__Task description__
Output every record below exactly as it appears.

[Collected data]
_____
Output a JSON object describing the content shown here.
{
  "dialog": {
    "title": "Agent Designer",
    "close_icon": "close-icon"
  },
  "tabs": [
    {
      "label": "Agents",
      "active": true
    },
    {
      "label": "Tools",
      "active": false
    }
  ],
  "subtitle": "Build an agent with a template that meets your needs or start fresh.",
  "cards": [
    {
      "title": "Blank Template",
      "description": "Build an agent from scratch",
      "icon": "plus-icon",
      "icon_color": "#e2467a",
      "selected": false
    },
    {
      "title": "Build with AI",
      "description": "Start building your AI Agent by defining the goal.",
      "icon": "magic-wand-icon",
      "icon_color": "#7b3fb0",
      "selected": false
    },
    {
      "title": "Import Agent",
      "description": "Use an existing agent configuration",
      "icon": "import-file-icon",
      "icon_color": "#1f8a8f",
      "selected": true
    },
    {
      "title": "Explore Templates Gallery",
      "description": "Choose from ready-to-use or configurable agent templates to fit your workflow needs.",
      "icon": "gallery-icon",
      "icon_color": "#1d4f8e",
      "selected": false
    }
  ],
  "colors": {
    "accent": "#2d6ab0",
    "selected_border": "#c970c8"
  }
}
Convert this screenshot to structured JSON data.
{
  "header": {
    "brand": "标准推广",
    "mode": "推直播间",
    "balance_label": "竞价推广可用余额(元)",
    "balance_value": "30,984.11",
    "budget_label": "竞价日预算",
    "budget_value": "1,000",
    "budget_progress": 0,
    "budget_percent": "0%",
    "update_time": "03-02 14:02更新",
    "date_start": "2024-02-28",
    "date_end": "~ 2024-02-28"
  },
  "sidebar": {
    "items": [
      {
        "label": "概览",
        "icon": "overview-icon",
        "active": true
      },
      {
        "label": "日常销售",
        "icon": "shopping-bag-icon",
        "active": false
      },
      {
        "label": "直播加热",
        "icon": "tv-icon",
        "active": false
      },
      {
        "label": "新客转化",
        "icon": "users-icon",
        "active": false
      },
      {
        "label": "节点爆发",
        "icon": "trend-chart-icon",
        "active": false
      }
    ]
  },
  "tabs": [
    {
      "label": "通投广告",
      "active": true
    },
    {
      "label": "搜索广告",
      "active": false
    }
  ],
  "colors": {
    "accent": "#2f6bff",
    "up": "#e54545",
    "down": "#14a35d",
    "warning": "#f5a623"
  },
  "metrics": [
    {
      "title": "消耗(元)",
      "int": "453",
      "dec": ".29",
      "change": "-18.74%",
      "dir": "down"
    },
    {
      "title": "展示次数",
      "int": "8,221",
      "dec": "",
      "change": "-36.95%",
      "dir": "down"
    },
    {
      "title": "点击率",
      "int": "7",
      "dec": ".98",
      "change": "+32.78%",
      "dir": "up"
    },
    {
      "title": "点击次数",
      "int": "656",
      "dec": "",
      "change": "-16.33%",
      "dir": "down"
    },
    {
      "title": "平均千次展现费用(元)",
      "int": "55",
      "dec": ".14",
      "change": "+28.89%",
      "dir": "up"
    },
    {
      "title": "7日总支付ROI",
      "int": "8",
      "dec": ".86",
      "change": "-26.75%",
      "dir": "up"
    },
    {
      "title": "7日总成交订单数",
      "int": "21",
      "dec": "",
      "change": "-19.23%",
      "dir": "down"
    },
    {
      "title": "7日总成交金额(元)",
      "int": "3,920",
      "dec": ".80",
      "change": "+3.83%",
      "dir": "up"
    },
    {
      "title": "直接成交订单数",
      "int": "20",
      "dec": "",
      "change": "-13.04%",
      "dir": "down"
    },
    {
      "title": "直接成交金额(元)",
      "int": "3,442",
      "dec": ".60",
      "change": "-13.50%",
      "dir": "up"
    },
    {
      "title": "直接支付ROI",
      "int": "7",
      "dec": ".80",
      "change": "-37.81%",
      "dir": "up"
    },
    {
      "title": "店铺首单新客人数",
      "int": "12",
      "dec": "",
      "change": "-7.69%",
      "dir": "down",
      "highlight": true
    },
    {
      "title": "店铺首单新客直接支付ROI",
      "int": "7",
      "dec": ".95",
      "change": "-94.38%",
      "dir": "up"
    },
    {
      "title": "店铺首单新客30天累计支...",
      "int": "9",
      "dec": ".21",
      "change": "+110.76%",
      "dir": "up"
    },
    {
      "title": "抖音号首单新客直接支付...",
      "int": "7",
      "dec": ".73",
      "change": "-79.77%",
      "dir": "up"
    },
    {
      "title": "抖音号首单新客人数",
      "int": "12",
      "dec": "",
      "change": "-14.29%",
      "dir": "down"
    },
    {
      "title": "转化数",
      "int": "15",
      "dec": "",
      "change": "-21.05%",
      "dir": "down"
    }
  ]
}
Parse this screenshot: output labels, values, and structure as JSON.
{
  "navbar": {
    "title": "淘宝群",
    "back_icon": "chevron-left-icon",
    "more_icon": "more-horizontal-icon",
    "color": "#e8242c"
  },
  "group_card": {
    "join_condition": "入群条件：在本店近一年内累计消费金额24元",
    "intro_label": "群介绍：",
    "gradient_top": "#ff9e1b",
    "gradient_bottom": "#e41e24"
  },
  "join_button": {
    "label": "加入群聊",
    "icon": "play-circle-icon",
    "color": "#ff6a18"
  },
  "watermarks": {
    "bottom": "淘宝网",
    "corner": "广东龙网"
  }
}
_____
__Result for this exercise__
Output a JSON object describing the content shown here.
{
  "dialog": {
    "title": "Agent Designer",
    "close_icon": "close-icon"
  },
  "tabs": [
    {
      "label": "Agents",
      "active": true
    },
    {
      "label": "Tools",
      "active": false
    }
  ],
  "subtitle": "Build an agent with a template that meets your needs or start fresh.",
  "cards": [
    {
      "title": "Blank Template",
      "description": "Build an agent from scratch",
      "icon": "plus-icon",
      "icon_color": "#e2467a",
      "selected": false
    },
    {
      "title": "Build with AI",
      "description": "Start building your AI Agent by defining the goal.",
      "icon": "magic-wand-icon",
      "icon_color": "#7b3fb0",
      "selected": false
    },
    {
      "title": "Import Agent",
      "description": "Use an existing agent configuration",
      "icon": "import-file-icon",
      "icon_color": "#1f8a8f",
      "selected": true
    },
    {
      "title": "Explore Templates Gallery",
      "description": "Choose from ready-to-use or configurable agent templates to fit your workflow needs.",
      "icon": "gallery-icon",
      "icon_color": "#1d4f8e",
      "selected": false
    }
  ],
  "colors": {
    "accent": "#2d6ab0",
    "selected_border": "#c970c8"
  }
}
Convert this screenshot to structured JSON data.
{
  "header": {
    "brand": "标准推广",
    "mode": "推直播间",
    "balance_label": "竞价推广可用余额(元)",
    "balance_value": "30,984.11",
    "budget_label": "竞价日预算",
    "budget_value": "1,000",
    "budget_progress": 0,
    "budget_percent": "0%",
    "update_time": "03-02 14:02更新",
    "date_start": "2024-02-28",
    "date_end": "~ 2024-02-28"
  },
  "sidebar": {
    "items": [
      {
        "label": "概览",
        "icon": "overview-icon",
        "active": true
      },
      {
        "label": "日常销售",
        "icon": "shopping-bag-icon",
        "active": false
      },
      {
        "label": "直播加热",
        "icon": "tv-icon",
        "active": false
      },
      {
        "label": "新客转化",
        "icon": "users-icon",
        "active": false
      },
      {
        "label": "节点爆发",
        "icon": "trend-chart-icon",
        "active": false
      }
    ]
  },
  "tabs": [
    {
      "label": "通投广告",
      "active": true
    },
    {
      "label": "搜索广告",
      "active": false
    }
  ],
  "colors": {
    "accent": "#2f6bff",
    "up": "#e54545",
    "down": "#14a35d",
    "warning": "#f5a623"
  },
  "metrics": [
    {
      "title": "消耗(元)",
      "int": "453",
      "dec": ".29",
      "change": "-18.74%",
      "dir": "down"
    },
    {
      "title": "展示次数",
      "int": "8,221",
      "dec": "",
      "change": "-36.95%",
      "dir": "down"
    },
    {
      "title": "点击率",
      "int": "7",
      "dec": ".98",
      "change": "+32.78%",
      "dir": "up"
    },
    {
      "title": "点击次数",
      "int": "656",
      "dec": "",
      "change": "-16.33%",
      "dir": "down"
    },
    {
      "title": "平均千次展现费用(元)",
      "int": "55",
      "dec": ".14",
      "change": "+28.89%",
      "dir": "up"
    },
    {
      "title": "7日总支付ROI",
      "int": "8",
      "dec": ".86",
      "change": "-26.75%",
      "dir": "up"
    },
    {
      "title": "7日总成交订单数",
      "int": "21",
      "dec": "",
      "change": "-19.23%",
      "dir": "down"
    },
    {
      "title": "7日总成交金额(元)",
      "int": "3,920",
      "dec": ".80",
      "change": "+3.83%",
      "dir": "up"
    },
    {
      "title": "直接成交订单数",
      "int": "20",
      "dec": "",
      "change": "-13.04%",
      "dir": "down"
    },
    {
      "title": "直接成交金额(元)",
      "int": "3,442",
      "dec": ".60",
      "change": "-13.50%",
      "dir": "up"
    },
    {
      "title": "直接支付ROI",
      "int": "7",
      "dec": ".80",
      "change": "-37.81%",
      "dir": "up"
    },
    {
      "title": "店铺首单新客人数",
      "int": "12",
      "dec": "",
      "change": "-7.69%",
      "dir": "down",
      "highlight": true
    },
    {
      "title": "店铺首单新客直接支付ROI",
      "int": "7",
      "dec": ".95",
      "change": "-94.38%",
      "dir": "up"
    },
    {
      "title": "店铺首单新客30天累计支...",
      "int": "9",
      "dec": ".21",
      "change": "+110.76%",
      "dir": "up"
    },
    {
      "title": "抖音号首单新客直接支付...",
      "int": "7",
      "dec": ".73",
      "change": "-79.77%",
      "dir": "up"
    },
    {
      "title": "抖音号首单新客人数",
      "int": "12",
      "dec": "",
      "change": "-14.29%",
      "dir": "down"
    },
    {
      "title": "转化数",
      "int": "15",
      "dec": "",
      "change": "-21.05%",
      "dir": "down"
    }
  ]
}
Parse this screenshot: output labels, values, and structure as JSON.
{
  "navbar": {
    "title": "淘宝群",
    "back_icon": "chevron-left-icon",
    "more_icon": "more-horizontal-icon",
    "color": "#e8242c"
  },
  "group_card": {
    "join_condition": "入群条件：在本店近一年内累计消费金额24元",
    "intro_label": "群介绍：",
    "gradient_top": "#ff9e1b",
    "gradient_bottom": "#e41e24"
  },
  "join_button": {
    "label": "加入群聊",
    "icon": "play-circle-icon",
    "color": "#ff6a18"
  },
  "watermarks": {
    "bottom": "淘宝网",
    "corner": "广东龙网"
  }
}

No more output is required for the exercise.